**The task**
Reproduce the listing below character for character; drop every image.

**Material provided**
________

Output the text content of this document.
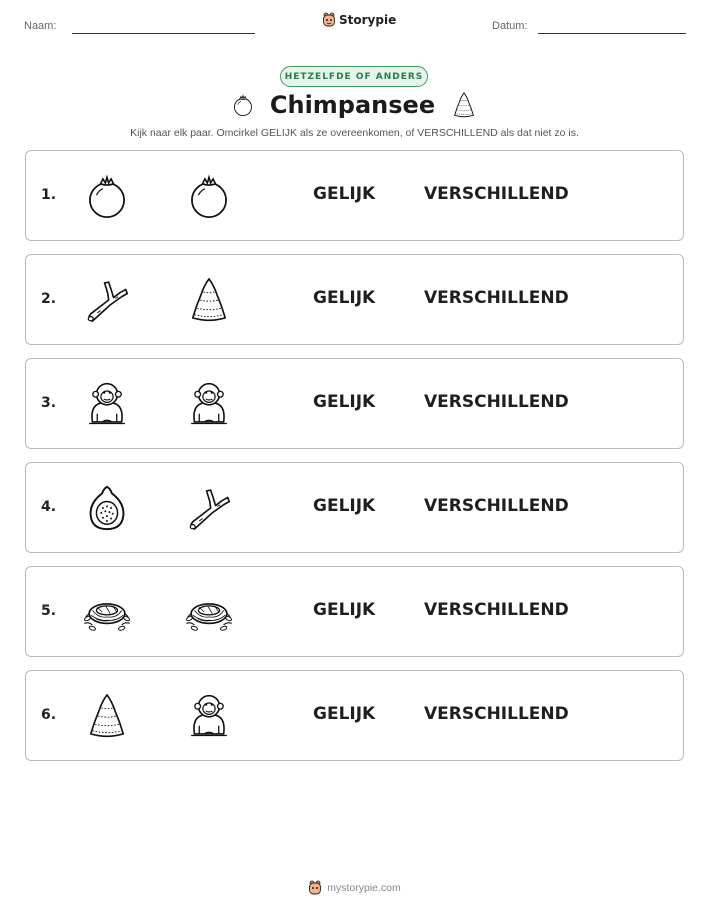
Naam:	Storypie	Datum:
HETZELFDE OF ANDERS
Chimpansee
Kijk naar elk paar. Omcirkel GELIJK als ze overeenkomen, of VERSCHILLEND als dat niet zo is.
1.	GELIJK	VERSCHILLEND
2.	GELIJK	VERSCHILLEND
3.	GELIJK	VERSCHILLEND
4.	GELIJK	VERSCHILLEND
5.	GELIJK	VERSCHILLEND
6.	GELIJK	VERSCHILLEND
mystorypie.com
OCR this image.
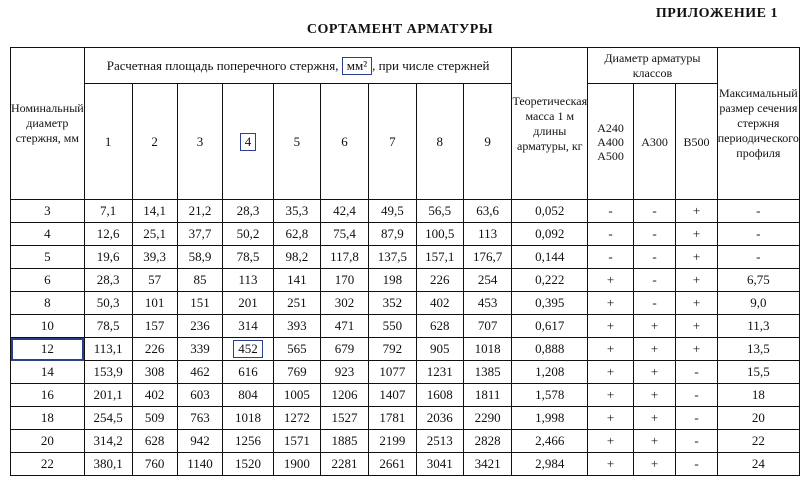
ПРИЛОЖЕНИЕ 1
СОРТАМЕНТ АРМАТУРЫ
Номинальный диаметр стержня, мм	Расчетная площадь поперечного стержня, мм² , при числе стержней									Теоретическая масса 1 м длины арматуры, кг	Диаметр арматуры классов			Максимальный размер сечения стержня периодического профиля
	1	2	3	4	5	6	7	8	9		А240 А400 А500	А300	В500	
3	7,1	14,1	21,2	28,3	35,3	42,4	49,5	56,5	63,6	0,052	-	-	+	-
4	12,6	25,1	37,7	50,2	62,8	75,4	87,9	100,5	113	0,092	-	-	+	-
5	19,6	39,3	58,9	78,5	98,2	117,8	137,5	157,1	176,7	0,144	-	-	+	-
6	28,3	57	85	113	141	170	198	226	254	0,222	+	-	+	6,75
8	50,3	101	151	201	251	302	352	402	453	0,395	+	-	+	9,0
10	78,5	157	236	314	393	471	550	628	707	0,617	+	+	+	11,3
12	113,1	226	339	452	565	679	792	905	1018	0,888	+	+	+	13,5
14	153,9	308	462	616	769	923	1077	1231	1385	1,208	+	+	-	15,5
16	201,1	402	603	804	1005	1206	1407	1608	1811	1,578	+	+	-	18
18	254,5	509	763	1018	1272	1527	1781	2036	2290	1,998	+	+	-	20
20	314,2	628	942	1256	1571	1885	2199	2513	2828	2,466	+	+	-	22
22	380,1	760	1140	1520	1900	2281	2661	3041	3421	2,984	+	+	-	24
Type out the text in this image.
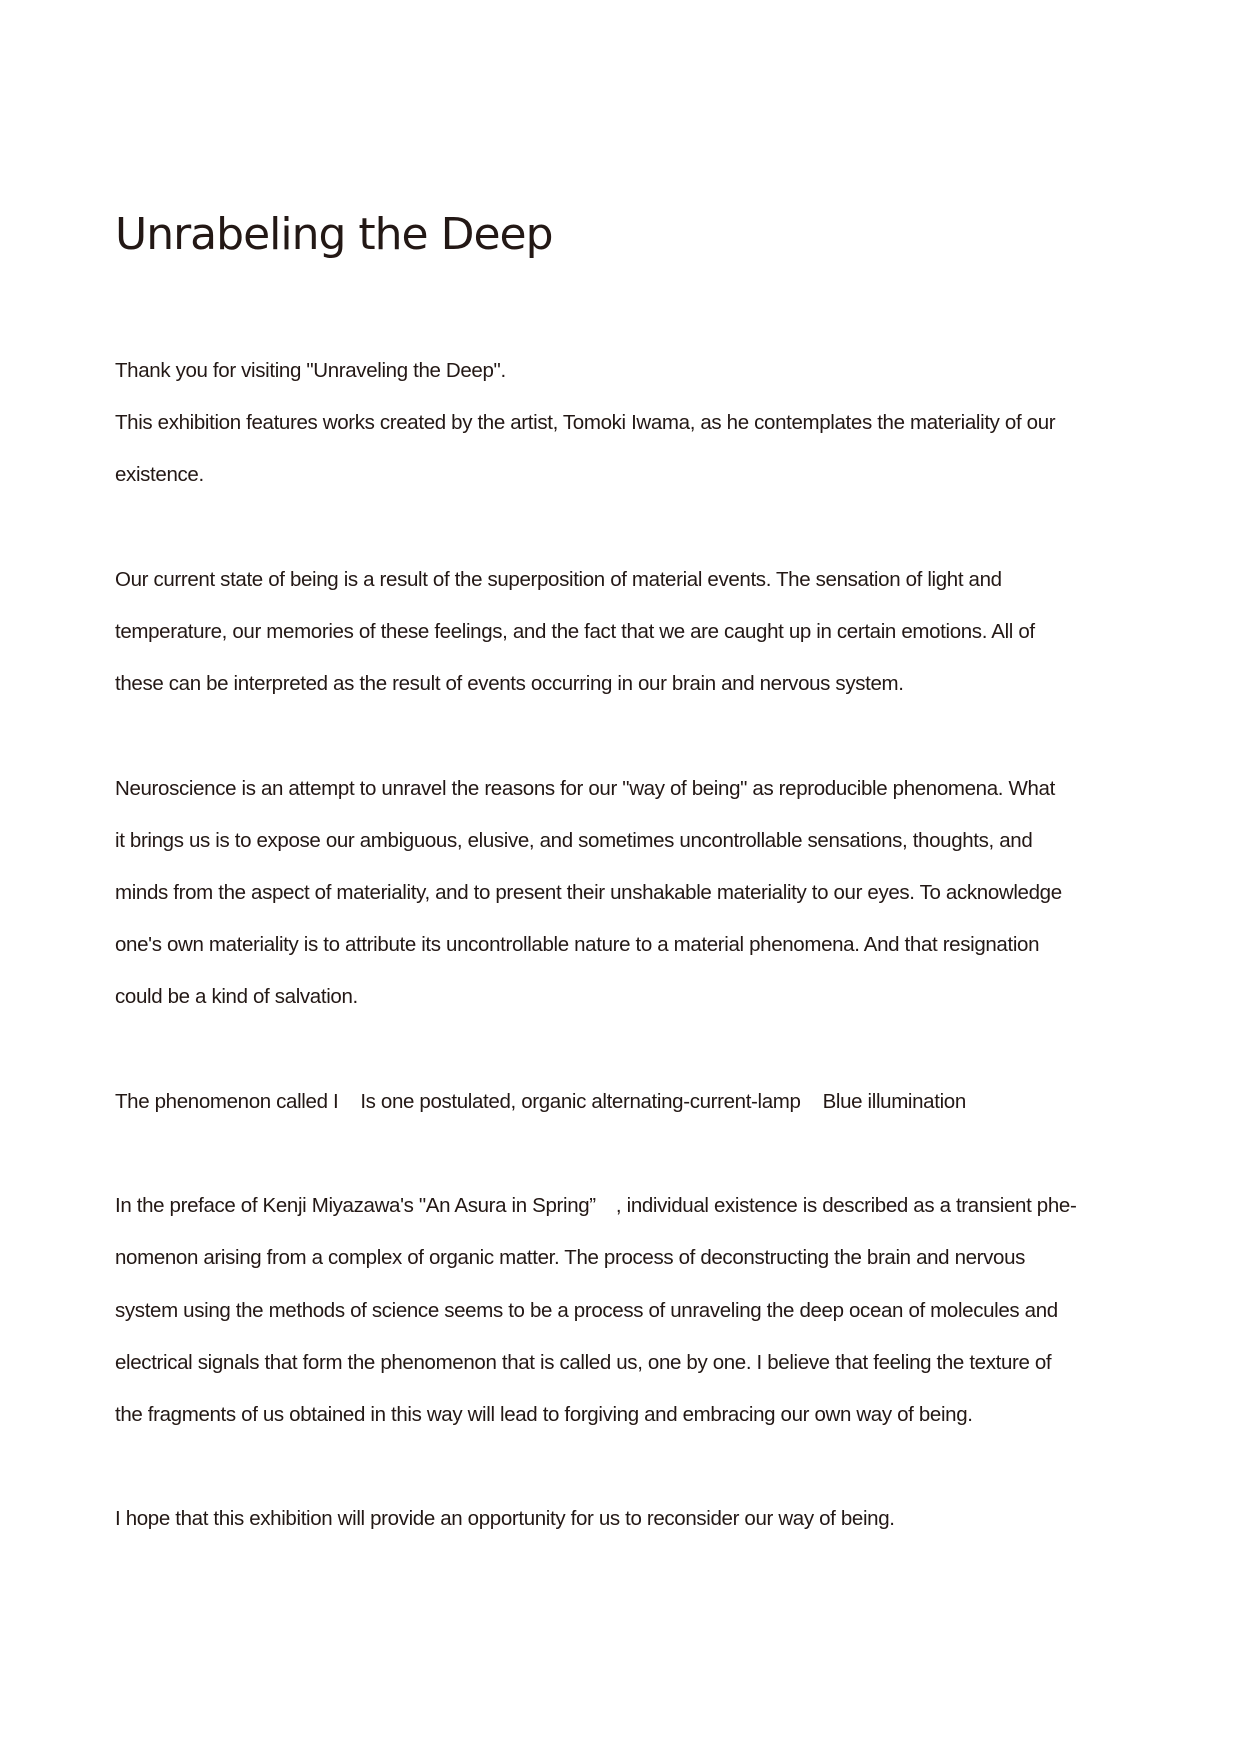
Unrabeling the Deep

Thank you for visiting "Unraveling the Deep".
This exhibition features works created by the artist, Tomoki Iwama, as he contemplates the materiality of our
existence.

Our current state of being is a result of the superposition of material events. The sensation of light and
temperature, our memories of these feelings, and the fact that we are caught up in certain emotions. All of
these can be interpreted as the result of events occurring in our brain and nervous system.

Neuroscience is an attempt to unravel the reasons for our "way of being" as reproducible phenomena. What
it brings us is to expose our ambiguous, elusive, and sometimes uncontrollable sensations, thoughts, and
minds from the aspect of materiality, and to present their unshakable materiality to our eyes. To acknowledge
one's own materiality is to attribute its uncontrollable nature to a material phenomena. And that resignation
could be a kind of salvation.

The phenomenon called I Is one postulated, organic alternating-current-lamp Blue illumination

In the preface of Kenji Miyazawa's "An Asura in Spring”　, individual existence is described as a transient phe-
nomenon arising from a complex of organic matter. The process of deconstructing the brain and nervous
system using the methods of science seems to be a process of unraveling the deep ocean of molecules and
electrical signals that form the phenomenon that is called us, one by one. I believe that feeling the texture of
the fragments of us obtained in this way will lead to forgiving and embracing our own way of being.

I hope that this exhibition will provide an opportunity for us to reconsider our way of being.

________

**Task solution**
Output the text content of this document.
Naam:	Storypie	Datum:
HETZELFDE OF ANDERS
Chimpansee
Kijk naar elk paar. Omcirkel GELIJK als ze overeenkomen, of VERSCHILLEND als dat niet zo is.
1.	GELIJK	VERSCHILLEND
2.	GELIJK	VERSCHILLEND
3.	GELIJK	VERSCHILLEND
4.	GELIJK	VERSCHILLEND
5.	GELIJK	VERSCHILLEND
6.	GELIJK	VERSCHILLEND
mystorypie.com
OCR this image.
ПРИЛОЖЕНИЕ 1
СОРТАМЕНТ АРМАТУРЫ
Номинальный диаметр стержня, мм	Расчетная площадь поперечного стержня, мм² , при числе стержней									Теоретическая масса 1 м длины арматуры, кг	Диаметр арматуры классов			Максимальный размер сечения стержня периодического профиля
	1	2	3	4	5	6	7	8	9		А240 А400 А500	А300	В500	
3	7,1	14,1	21,2	28,3	35,3	42,4	49,5	56,5	63,6	0,052	-	-	+	-
4	12,6	25,1	37,7	50,2	62,8	75,4	87,9	100,5	113	0,092	-	-	+	-
5	19,6	39,3	58,9	78,5	98,2	117,8	137,5	157,1	176,7	0,144	-	-	+	-
6	28,3	57	85	113	141	170	198	226	254	0,222	+	-	+	6,75
8	50,3	101	151	201	251	302	352	402	453	0,395	+	-	+	9,0
10	78,5	157	236	314	393	471	550	628	707	0,617	+	+	+	11,3
12	113,1	226	339	452	565	679	792	905	1018	0,888	+	+	+	13,5
14	153,9	308	462	616	769	923	1077	1231	1385	1,208	+	+	-	15,5
16	201,1	402	603	804	1005	1206	1407	1608	1811	1,578	+	+	-	18
18	254,5	509	763	1018	1272	1527	1781	2036	2290	1,998	+	+	-	20
20	314,2	628	942	1256	1571	1885	2199	2513	2828	2,466	+	+	-	22
22	380,1	760	1140	1520	1900	2281	2661	3041	3421	2,984	+	+	-	24
Type out the text in this image.
Unrabeling the Deep

Thank you for visiting "Unraveling the Deep".
This exhibition features works created by the artist, Tomoki Iwama, as he contemplates the materiality of our
existence.

Our current state of being is a result of the superposition of material events. The sensation of light and
temperature, our memories of these feelings, and the fact that we are caught up in certain emotions. All of
these can be interpreted as the result of events occurring in our brain and nervous system.

Neuroscience is an attempt to unravel the reasons for our "way of being" as reproducible phenomena. What
it brings us is to expose our ambiguous, elusive, and sometimes uncontrollable sensations, thoughts, and
minds from the aspect of materiality, and to present their unshakable materiality to our eyes. To acknowledge
one's own materiality is to attribute its uncontrollable nature to a material phenomena. And that resignation
could be a kind of salvation.

The phenomenon called I Is one postulated, organic alternating-current-lamp Blue illumination

In the preface of Kenji Miyazawa's "An Asura in Spring”　, individual existence is described as a transient phe-
nomenon arising from a complex of organic matter. The process of deconstructing the brain and nervous
system using the methods of science seems to be a process of unraveling the deep ocean of molecules and
electrical signals that form the phenomenon that is called us, one by one. I believe that feeling the texture of
the fragments of us obtained in this way will lead to forgiving and embracing our own way of being.

I hope that this exhibition will provide an opportunity for us to reconsider our way of being.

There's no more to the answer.